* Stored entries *
□ □ □ □

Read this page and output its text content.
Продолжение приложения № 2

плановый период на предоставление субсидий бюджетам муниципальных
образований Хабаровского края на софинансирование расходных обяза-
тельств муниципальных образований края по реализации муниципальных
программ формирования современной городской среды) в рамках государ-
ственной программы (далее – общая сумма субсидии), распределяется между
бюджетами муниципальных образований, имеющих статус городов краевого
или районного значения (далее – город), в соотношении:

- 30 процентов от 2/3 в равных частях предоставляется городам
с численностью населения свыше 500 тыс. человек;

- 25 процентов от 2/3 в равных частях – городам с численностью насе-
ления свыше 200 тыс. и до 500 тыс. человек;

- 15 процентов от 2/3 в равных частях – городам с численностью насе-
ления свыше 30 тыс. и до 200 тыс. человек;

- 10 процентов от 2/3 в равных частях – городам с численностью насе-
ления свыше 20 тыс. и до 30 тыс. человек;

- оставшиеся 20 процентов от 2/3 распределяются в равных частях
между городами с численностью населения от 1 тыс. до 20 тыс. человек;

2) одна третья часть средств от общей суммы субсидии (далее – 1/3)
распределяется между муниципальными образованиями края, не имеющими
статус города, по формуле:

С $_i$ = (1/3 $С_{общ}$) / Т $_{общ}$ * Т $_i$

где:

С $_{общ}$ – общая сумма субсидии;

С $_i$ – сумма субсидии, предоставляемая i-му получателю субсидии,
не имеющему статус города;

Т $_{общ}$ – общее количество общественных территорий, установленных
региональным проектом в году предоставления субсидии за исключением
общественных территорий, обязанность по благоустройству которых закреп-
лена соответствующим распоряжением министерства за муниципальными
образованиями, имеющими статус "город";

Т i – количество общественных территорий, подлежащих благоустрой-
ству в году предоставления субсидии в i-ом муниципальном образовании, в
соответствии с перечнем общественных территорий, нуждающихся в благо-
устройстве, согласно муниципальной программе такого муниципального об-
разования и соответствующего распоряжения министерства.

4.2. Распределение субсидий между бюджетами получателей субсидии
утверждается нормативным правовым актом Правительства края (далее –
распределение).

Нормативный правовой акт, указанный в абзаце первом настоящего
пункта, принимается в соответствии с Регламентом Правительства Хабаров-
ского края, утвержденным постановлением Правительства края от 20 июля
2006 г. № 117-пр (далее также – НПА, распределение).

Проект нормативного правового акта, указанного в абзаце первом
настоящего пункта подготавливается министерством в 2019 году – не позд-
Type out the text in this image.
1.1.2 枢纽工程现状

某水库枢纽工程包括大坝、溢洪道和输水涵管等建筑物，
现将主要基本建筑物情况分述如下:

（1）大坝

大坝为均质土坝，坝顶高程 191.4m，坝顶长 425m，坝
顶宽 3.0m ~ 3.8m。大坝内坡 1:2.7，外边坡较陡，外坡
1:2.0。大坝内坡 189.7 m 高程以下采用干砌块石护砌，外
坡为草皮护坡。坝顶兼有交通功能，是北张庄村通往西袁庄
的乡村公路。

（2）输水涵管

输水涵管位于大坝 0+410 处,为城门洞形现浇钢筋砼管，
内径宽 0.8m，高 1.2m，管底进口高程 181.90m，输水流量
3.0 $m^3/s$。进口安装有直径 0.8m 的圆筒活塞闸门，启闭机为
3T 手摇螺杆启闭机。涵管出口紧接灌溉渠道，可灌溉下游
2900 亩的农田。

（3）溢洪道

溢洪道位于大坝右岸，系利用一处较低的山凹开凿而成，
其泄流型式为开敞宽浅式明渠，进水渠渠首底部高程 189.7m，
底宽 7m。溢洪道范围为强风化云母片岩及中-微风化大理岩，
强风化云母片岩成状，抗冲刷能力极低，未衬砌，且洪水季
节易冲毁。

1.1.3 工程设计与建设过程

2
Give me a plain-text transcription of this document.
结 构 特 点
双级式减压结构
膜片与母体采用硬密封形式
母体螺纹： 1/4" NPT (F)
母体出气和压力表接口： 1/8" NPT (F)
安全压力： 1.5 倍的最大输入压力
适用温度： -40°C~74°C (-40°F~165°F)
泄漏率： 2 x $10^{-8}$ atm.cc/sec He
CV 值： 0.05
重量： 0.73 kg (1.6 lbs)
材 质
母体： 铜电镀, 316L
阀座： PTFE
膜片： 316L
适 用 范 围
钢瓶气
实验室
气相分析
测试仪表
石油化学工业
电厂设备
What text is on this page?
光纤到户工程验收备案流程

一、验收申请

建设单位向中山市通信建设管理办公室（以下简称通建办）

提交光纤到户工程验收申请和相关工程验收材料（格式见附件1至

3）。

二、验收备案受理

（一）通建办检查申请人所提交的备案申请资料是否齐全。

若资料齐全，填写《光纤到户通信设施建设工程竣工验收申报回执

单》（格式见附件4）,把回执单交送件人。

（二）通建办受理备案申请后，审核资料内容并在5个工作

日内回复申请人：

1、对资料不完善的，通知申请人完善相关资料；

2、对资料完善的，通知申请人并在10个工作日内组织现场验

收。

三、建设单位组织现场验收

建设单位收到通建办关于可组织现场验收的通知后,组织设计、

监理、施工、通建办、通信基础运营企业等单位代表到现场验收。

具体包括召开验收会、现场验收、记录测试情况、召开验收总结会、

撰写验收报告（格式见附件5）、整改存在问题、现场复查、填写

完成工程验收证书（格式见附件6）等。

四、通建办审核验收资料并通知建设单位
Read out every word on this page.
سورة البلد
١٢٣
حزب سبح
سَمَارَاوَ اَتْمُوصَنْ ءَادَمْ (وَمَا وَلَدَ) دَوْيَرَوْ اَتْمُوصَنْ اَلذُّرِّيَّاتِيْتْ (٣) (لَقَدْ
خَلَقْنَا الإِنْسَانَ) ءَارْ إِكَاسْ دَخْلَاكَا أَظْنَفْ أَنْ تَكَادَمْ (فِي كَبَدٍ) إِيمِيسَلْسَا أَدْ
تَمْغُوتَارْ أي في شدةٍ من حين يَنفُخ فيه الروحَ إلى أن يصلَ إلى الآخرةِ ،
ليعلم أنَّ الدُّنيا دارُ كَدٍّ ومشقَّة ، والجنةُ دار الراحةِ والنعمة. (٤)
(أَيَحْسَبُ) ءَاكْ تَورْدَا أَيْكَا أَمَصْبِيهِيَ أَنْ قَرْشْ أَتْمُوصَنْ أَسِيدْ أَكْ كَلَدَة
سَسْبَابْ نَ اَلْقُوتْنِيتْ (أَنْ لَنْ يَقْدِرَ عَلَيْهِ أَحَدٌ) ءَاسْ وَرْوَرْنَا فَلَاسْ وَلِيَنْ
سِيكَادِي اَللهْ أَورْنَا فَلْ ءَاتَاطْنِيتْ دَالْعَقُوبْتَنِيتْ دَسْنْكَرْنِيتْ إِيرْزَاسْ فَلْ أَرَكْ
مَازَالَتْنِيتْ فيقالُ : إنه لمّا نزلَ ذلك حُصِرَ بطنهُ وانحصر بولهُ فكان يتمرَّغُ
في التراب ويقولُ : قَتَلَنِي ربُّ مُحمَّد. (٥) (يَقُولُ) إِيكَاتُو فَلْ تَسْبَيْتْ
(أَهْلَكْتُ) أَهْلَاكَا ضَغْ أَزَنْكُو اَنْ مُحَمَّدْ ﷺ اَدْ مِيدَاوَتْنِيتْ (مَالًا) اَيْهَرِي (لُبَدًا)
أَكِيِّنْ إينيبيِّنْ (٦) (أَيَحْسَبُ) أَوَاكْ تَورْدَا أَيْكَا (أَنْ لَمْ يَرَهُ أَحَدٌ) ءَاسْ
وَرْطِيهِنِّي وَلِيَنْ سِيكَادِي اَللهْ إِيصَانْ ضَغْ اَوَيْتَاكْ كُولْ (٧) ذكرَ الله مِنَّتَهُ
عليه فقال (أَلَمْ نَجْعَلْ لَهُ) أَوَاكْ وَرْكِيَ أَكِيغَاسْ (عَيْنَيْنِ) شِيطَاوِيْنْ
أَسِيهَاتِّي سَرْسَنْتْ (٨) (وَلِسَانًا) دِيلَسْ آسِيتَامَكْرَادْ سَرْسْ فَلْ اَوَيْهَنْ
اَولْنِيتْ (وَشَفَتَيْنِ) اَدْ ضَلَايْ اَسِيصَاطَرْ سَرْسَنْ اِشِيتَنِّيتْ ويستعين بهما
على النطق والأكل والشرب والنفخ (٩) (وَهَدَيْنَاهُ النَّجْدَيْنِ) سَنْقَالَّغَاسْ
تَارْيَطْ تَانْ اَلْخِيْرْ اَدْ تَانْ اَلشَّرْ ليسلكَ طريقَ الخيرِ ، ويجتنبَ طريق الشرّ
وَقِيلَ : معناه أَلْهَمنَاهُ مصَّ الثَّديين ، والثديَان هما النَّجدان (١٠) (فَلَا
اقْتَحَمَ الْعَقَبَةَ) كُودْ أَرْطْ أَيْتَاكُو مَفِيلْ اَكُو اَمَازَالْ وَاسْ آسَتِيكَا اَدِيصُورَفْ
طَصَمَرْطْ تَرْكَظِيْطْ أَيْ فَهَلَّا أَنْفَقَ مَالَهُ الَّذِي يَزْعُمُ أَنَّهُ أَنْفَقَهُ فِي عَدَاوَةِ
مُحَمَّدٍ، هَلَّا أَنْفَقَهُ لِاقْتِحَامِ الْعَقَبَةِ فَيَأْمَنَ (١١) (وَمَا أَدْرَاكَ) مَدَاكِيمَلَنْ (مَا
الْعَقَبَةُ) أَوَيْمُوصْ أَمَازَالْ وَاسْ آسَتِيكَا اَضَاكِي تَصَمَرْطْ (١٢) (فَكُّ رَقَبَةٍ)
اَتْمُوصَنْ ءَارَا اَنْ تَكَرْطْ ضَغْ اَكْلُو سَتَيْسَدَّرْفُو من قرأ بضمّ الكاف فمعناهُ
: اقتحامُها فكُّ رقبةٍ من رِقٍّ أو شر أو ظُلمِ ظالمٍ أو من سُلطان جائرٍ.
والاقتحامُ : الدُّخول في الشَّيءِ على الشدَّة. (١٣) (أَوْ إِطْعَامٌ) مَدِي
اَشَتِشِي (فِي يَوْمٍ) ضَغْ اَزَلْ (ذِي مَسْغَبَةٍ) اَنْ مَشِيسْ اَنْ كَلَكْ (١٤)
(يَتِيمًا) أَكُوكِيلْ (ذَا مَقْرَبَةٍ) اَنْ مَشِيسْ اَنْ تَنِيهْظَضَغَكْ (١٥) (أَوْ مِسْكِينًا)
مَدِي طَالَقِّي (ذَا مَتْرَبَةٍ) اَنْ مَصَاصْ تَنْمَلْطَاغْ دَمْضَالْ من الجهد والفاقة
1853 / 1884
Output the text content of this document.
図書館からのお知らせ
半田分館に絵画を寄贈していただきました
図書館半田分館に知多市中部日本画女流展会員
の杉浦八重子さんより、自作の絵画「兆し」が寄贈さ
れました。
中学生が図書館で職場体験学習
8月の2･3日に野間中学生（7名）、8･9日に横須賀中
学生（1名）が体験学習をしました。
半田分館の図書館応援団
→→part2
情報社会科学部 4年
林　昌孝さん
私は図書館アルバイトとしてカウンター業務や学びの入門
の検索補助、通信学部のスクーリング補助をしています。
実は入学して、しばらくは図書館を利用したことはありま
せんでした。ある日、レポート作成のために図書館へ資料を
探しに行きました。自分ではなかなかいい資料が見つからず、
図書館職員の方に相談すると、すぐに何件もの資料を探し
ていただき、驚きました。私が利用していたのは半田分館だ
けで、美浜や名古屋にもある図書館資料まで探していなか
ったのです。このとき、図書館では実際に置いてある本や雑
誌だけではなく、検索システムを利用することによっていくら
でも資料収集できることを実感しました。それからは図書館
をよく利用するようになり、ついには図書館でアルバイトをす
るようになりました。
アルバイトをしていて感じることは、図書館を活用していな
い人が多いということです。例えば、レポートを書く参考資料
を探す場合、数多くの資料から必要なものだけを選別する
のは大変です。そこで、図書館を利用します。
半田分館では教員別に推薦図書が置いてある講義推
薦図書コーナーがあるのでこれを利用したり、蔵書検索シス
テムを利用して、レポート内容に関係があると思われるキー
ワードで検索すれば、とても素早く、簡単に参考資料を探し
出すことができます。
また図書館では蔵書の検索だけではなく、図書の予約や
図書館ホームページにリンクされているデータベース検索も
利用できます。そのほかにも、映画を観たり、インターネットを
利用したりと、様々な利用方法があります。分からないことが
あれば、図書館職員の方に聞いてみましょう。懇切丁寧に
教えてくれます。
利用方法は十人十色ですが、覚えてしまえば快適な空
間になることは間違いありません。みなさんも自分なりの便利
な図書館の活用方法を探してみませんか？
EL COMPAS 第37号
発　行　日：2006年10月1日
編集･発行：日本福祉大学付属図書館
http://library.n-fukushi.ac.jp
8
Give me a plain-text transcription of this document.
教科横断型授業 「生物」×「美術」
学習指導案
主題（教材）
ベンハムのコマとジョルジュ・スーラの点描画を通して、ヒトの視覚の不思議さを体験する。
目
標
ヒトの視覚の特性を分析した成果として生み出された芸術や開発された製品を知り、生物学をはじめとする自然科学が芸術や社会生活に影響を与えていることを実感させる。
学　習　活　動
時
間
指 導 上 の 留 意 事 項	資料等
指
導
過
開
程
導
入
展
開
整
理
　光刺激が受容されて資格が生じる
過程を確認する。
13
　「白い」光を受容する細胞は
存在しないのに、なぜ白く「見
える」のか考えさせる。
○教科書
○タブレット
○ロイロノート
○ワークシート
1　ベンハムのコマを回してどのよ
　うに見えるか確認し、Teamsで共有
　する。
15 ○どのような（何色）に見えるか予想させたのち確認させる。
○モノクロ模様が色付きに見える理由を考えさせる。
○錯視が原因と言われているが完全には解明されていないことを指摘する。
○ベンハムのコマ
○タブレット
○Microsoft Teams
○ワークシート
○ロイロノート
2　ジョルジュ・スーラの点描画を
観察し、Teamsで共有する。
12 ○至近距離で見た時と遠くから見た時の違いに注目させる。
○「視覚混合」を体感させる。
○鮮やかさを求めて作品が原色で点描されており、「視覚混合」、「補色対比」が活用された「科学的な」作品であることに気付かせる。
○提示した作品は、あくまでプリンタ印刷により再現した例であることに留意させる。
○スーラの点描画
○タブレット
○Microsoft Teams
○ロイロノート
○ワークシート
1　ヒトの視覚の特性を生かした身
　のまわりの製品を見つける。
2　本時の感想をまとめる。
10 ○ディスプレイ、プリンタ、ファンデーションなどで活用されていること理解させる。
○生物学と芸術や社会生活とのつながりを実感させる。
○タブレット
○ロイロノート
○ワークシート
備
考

□ □ □ □

* Description of the task *
From the listing above, collect every line that mentions the word "муниципальных".

* Solution for this problem *
плановый период на предоставление субсидий бюджетам муниципальных
тельств муниципальных образований края по реализации муниципальных
бюджетами муниципальных образований, имеющих статус городов краевого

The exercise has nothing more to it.